[Data extracted from a collection]

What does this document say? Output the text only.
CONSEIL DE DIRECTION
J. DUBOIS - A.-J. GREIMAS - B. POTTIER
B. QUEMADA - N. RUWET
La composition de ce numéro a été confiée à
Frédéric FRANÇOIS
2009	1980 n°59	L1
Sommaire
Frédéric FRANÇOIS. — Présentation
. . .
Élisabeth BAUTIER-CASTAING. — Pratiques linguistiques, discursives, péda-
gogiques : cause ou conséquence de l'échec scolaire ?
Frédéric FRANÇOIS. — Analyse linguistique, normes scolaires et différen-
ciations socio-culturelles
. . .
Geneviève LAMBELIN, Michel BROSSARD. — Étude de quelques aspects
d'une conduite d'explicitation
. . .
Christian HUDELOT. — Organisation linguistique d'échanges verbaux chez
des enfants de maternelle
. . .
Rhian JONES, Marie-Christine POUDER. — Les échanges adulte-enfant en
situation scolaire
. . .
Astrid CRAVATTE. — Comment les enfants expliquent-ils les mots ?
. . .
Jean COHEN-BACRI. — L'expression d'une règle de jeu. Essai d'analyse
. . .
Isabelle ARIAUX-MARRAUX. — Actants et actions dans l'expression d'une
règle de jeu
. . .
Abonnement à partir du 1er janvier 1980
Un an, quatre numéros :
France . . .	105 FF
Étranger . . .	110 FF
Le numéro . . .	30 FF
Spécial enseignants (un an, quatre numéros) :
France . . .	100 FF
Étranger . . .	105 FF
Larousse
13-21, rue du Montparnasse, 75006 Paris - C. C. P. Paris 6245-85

* Written exercise
Extract the data in full. Keep it word for word.

* Task result
What does this document say? Output the text only.
CONSEIL DE DIRECTION
J. DUBOIS - A.-J. GREIMAS - B. POTTIER
B. QUEMADA - N. RUWET
La composition de ce numéro a été confiée à
Frédéric FRANÇOIS
2009	1980 n°59	L1
Sommaire
Frédéric FRANÇOIS. — Présentation
. . .
Élisabeth BAUTIER-CASTAING. — Pratiques linguistiques, discursives, péda-
gogiques : cause ou conséquence de l'échec scolaire ?
Frédéric FRANÇOIS. — Analyse linguistique, normes scolaires et différen-
ciations socio-culturelles
. . .
Geneviève LAMBELIN, Michel BROSSARD. — Étude de quelques aspects
d'une conduite d'explicitation
. . .
Christian HUDELOT. — Organisation linguistique d'échanges verbaux chez
des enfants de maternelle
. . .
Rhian JONES, Marie-Christine POUDER. — Les échanges adulte-enfant en
situation scolaire
. . .
Astrid CRAVATTE. — Comment les enfants expliquent-ils les mots ?
. . .
Jean COHEN-BACRI. — L'expression d'une règle de jeu. Essai d'analyse
. . .
Isabelle ARIAUX-MARRAUX. — Actants et actions dans l'expression d'une
règle de jeu
. . .
Abonnement à partir du 1er janvier 1980
Un an, quatre numéros :
France . . .	105 FF
Étranger . . .	110 FF
Le numéro . . .	30 FF
Spécial enseignants (un an, quatre numéros) :
France . . .	100 FF
Étranger . . .	105 FF
Larousse
13-21, rue du Montparnasse, 75006 Paris - C. C. P. Paris 6245-85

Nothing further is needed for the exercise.